* **Goal of the exercise**
Copy the items word for word, from the very first line through the line that contains "stamp-from-label: від bbox=[911, 1896, 944, 1917]", and stop there.
□ □ □ □ □ □ □
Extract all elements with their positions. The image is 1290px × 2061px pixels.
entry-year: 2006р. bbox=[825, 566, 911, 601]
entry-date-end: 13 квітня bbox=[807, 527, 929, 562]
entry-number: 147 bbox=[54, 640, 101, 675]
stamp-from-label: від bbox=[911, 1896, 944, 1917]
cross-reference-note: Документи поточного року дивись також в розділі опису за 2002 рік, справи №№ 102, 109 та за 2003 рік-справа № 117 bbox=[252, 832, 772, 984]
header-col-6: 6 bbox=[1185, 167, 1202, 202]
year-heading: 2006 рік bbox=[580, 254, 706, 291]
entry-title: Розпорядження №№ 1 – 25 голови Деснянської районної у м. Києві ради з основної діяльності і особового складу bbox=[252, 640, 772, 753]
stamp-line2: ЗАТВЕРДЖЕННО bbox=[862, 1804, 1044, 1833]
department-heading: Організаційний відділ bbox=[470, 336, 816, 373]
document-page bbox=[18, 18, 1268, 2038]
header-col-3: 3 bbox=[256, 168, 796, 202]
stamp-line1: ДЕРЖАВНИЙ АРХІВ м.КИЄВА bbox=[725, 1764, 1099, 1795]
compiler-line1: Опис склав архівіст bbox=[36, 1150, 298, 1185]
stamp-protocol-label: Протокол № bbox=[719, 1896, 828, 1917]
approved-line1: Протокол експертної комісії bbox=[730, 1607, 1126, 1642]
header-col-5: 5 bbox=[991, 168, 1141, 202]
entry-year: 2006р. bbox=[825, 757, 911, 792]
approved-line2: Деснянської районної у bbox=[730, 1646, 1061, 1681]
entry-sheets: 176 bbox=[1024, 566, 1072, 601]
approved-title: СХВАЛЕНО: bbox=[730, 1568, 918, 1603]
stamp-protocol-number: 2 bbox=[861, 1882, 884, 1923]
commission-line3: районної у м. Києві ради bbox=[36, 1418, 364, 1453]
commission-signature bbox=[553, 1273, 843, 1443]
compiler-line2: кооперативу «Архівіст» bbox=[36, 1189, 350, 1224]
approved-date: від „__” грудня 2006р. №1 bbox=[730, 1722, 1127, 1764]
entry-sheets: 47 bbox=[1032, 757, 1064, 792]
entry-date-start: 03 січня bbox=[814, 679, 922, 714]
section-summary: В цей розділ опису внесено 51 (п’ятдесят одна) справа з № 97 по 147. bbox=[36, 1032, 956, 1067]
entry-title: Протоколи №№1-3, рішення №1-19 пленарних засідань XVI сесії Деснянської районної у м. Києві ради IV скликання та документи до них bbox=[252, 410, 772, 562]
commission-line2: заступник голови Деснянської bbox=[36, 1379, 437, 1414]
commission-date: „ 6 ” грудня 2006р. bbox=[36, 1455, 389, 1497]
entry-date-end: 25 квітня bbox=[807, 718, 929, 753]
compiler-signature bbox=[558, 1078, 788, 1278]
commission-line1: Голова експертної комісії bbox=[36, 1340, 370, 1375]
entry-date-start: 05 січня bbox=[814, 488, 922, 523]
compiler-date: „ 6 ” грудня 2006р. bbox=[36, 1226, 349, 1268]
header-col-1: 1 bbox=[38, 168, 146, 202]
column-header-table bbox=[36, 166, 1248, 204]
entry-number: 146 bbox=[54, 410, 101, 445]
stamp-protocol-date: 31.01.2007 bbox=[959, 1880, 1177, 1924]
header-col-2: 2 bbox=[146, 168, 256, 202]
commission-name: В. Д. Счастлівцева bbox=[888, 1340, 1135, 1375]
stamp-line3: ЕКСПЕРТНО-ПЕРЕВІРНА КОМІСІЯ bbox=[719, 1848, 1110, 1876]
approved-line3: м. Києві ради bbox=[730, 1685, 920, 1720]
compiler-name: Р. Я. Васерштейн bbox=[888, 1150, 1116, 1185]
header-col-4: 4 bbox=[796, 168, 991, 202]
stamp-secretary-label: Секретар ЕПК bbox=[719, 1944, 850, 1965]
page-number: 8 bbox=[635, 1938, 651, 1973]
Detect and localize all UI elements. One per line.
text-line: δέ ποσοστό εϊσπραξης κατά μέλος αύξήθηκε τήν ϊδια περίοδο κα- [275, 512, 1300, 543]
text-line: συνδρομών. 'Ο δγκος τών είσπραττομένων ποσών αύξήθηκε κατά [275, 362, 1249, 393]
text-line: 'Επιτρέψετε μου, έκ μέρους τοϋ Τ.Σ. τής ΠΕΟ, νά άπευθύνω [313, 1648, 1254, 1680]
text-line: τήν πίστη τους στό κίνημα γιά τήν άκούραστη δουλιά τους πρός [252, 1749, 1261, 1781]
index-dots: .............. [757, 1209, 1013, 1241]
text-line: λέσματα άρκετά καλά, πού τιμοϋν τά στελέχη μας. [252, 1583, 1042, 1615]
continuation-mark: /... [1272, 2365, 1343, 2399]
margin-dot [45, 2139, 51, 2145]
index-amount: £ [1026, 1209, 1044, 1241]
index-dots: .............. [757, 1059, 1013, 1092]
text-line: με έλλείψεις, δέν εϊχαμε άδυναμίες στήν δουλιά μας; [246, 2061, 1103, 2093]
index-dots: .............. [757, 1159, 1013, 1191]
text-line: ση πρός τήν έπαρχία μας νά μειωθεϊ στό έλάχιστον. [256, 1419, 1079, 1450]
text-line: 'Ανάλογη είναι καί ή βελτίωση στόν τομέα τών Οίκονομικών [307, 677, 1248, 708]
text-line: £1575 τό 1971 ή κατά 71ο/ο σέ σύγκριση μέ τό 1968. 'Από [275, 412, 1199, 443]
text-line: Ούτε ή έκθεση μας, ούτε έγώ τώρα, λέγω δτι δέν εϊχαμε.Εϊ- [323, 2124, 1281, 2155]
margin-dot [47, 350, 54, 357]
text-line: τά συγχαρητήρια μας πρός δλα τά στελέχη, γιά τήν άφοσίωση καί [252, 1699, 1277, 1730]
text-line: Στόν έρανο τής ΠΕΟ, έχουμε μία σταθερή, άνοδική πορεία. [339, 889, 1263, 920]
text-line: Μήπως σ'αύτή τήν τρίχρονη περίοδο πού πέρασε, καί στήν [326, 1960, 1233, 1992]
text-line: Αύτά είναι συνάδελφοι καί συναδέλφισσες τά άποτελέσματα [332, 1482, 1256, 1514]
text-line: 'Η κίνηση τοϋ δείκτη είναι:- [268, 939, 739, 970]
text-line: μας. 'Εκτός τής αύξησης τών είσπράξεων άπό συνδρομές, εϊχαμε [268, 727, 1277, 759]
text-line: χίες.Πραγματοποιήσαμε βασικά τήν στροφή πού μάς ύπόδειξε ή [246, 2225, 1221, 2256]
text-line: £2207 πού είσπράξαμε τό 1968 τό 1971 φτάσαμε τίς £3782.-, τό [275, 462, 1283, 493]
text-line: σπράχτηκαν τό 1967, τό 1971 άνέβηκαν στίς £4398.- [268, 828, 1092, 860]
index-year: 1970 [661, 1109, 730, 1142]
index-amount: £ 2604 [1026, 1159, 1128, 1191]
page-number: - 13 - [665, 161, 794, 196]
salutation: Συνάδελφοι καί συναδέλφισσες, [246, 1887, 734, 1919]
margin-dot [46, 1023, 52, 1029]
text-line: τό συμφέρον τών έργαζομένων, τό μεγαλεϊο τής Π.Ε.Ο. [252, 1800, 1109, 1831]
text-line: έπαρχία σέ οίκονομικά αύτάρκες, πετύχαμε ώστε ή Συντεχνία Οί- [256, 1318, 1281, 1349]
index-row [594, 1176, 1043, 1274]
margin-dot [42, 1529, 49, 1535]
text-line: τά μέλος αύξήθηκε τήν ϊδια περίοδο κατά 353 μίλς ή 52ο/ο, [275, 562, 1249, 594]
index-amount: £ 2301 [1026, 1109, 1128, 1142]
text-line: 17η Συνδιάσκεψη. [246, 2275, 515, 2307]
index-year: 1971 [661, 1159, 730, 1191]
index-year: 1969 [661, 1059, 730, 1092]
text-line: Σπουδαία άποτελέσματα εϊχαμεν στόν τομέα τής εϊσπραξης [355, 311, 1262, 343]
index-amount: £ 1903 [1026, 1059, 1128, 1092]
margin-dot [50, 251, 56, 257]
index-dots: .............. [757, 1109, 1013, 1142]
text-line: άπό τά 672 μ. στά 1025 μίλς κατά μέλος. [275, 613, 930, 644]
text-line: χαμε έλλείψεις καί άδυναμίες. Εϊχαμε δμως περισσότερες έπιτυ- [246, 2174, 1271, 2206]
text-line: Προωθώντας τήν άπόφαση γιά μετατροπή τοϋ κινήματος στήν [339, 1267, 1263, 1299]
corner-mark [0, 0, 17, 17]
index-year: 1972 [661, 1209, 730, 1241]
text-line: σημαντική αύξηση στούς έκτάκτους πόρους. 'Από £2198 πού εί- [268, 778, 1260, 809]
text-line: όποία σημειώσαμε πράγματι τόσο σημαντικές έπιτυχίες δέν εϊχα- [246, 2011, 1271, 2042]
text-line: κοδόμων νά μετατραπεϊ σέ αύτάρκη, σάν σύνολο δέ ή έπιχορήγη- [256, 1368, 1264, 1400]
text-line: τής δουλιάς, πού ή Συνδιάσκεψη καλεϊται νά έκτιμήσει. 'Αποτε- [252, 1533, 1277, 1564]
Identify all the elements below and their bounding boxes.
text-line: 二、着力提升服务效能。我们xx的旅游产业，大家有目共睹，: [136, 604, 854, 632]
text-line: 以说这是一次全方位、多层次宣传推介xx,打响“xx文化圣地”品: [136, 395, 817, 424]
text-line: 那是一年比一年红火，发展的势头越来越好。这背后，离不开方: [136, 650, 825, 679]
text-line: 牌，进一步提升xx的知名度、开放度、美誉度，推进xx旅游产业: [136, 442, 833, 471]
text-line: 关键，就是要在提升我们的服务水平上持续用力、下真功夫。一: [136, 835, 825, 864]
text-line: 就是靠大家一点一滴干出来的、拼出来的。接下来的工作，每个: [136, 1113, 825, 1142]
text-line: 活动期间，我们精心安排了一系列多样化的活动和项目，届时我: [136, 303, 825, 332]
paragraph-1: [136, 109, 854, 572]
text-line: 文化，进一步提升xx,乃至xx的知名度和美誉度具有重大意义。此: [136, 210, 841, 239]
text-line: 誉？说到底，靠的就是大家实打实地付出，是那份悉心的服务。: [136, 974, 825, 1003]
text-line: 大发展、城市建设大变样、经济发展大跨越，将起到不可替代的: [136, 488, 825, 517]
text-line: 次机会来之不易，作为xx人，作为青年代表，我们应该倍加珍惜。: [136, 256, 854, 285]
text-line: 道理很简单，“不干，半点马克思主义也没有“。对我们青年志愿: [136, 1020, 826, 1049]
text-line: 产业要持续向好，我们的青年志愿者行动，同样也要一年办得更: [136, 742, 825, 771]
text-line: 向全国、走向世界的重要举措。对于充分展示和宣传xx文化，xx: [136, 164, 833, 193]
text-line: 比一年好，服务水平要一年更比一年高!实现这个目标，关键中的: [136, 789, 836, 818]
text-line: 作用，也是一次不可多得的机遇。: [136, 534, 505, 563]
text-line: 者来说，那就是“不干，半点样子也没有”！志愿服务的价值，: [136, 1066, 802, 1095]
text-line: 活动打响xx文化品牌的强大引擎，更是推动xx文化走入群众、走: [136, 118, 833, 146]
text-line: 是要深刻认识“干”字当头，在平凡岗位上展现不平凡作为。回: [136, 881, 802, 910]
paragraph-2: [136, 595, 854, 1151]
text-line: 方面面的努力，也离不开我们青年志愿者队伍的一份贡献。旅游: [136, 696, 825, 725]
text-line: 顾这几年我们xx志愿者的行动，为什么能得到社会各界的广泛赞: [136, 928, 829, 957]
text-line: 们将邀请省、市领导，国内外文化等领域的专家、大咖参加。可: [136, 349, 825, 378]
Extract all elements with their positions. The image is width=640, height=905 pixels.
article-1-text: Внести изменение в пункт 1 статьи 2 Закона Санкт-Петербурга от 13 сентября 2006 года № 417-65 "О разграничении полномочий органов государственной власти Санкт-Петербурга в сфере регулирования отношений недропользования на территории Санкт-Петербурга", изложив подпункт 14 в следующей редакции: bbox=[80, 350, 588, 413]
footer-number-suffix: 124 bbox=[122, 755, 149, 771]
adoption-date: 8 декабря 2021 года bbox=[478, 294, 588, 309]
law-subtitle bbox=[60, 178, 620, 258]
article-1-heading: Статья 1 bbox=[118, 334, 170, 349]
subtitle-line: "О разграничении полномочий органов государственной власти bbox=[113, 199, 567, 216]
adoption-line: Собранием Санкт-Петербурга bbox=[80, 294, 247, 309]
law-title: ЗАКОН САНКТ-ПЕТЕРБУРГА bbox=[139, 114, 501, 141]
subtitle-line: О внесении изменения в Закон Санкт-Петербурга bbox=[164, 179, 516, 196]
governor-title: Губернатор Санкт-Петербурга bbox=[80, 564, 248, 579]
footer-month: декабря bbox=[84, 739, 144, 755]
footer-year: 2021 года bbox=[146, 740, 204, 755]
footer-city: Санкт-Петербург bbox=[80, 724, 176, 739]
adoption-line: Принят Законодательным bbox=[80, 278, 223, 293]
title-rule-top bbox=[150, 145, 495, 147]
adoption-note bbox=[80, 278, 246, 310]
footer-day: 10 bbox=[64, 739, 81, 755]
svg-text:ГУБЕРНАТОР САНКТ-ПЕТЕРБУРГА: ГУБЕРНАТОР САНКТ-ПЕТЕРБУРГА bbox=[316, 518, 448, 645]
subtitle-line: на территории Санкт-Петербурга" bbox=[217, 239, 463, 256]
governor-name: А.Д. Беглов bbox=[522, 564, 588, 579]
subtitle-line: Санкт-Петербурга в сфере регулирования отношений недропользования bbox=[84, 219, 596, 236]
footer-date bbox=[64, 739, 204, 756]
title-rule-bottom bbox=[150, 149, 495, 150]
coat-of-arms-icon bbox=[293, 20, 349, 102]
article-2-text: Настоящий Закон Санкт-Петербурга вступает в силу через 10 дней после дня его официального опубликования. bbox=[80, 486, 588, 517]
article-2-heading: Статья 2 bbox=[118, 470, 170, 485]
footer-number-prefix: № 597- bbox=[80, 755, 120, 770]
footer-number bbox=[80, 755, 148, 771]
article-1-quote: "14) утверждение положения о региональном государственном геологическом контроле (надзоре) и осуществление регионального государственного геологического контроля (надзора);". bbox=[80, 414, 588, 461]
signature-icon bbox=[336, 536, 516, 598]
□ □ □ □ □ □ □
* **The reply**
Extract all elements with their positions. The image is 1290px × 2061px pixels.
entry-year: 2006р. bbox=[825, 566, 911, 601]
entry-date-end: 13 квітня bbox=[807, 527, 929, 562]
entry-number: 147 bbox=[54, 640, 101, 675]
stamp-from-label: від bbox=[911, 1896, 944, 1917]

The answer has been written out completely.